Exercise => Read the entries below and pull out each line with the string "than".

Saved entries:

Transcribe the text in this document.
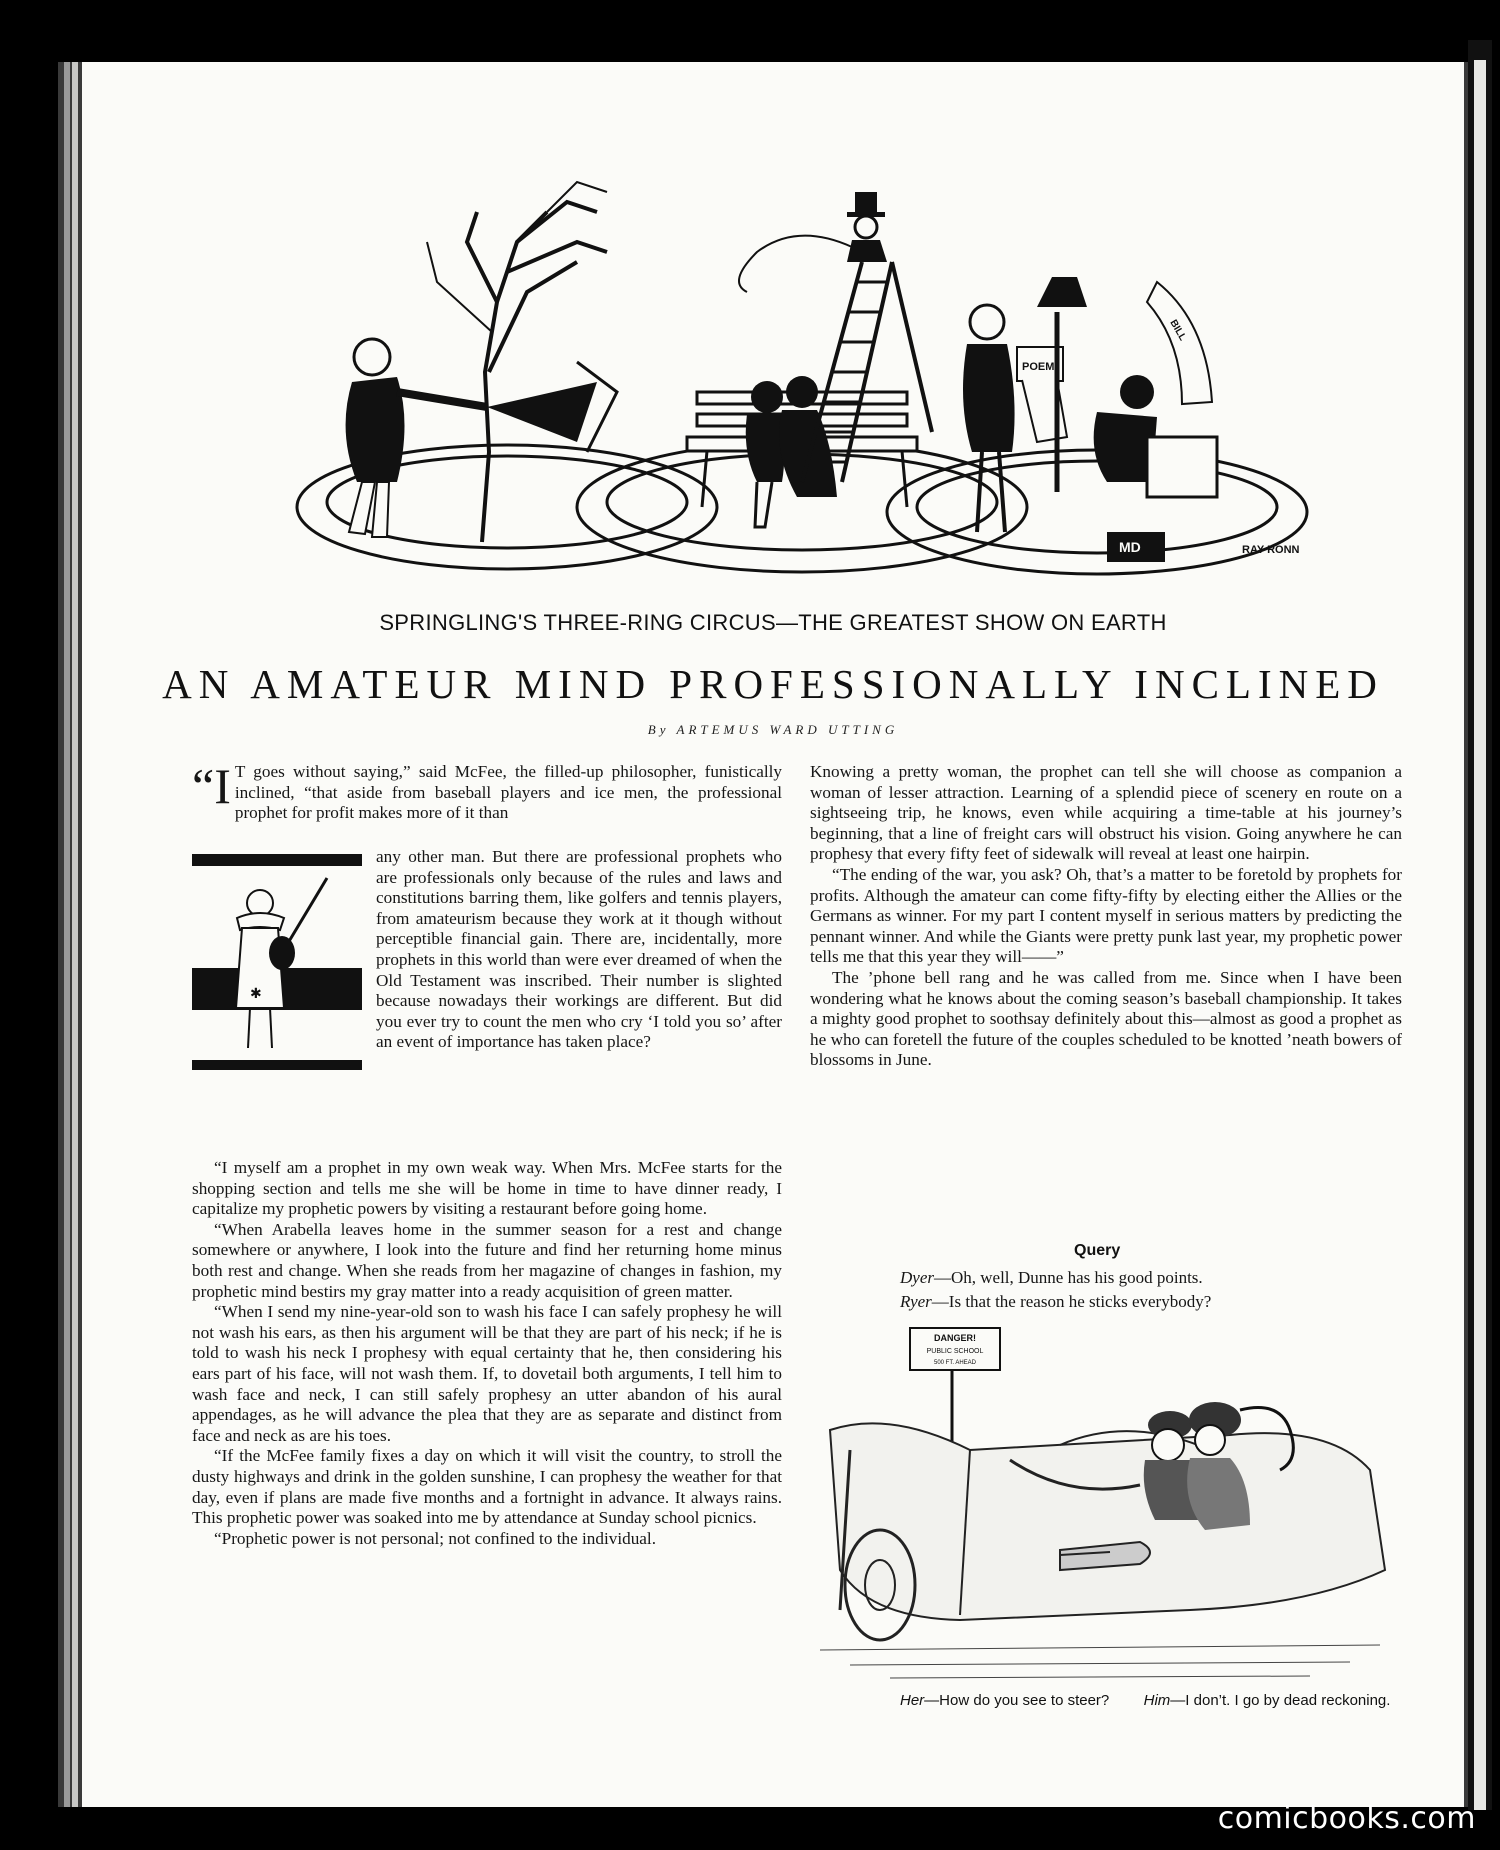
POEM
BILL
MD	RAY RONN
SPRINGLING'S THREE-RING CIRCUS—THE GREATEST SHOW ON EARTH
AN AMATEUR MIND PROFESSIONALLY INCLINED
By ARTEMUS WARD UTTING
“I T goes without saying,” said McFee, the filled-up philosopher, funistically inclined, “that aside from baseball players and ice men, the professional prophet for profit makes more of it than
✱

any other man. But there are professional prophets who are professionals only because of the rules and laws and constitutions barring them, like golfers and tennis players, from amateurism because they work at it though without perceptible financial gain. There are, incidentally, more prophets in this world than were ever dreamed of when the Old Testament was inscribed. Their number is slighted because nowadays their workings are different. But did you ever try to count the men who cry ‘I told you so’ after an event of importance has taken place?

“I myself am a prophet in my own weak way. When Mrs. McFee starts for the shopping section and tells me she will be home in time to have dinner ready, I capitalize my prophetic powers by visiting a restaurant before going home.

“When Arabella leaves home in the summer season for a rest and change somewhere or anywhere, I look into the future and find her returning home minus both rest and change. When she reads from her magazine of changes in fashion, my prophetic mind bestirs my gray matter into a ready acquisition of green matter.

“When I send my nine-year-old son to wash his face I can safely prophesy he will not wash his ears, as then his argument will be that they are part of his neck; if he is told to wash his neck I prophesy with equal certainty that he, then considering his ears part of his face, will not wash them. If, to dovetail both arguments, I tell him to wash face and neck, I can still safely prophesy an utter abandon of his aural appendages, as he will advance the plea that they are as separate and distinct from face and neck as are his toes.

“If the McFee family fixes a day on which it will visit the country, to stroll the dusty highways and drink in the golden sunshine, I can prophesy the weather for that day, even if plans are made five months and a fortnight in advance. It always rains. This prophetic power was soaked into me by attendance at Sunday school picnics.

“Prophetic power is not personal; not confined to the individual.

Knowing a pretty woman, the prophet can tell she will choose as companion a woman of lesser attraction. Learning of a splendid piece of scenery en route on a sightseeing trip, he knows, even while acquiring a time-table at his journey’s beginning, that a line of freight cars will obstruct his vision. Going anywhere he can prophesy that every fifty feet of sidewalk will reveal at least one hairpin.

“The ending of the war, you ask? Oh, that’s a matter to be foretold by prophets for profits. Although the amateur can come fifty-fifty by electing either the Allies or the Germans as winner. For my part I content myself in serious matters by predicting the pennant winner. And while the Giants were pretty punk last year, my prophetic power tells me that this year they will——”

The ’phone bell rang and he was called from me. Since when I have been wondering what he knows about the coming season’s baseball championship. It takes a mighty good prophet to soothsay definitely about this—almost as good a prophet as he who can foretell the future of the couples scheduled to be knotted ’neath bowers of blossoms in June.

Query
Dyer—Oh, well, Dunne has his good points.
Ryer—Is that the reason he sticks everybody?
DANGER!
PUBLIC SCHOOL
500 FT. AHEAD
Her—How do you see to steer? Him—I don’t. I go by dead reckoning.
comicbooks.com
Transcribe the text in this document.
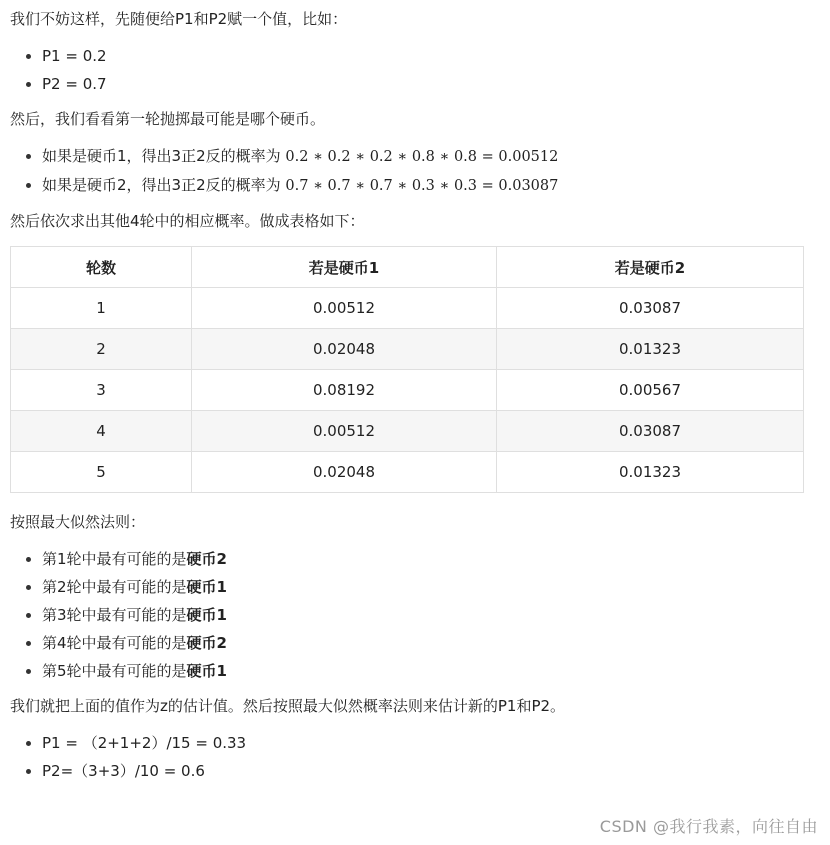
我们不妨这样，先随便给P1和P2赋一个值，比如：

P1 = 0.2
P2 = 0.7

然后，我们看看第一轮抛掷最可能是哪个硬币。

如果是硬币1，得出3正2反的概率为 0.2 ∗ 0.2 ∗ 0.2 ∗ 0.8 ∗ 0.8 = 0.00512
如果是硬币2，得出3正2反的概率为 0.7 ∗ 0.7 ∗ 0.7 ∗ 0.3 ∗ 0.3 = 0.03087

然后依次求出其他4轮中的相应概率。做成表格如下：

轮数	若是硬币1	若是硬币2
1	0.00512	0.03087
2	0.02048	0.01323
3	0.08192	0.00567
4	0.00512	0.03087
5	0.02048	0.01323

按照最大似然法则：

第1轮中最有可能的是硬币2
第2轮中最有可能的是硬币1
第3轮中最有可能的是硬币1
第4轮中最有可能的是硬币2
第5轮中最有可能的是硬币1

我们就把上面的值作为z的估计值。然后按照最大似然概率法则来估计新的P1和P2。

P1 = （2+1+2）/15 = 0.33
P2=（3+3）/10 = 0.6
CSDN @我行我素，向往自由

Written response =>
“I T goes without saying,” said McFee, the filled-up philosopher, funistically inclined, “that aside from baseball players and ice men, the professional prophet for profit makes more of it than
any other man. But there are professional prophets who are professionals only because of the rules and laws and constitutions barring them, like golfers and tennis players, from amateurism because they work at it though without perceptible financial gain. There are, incidentally, more prophets in this world than were ever dreamed of when the Old Testament was inscribed. Their number is slighted because nowadays their workings are different. But did you ever try to count the men who cry ‘I told you so’ after an event of importance has taken place?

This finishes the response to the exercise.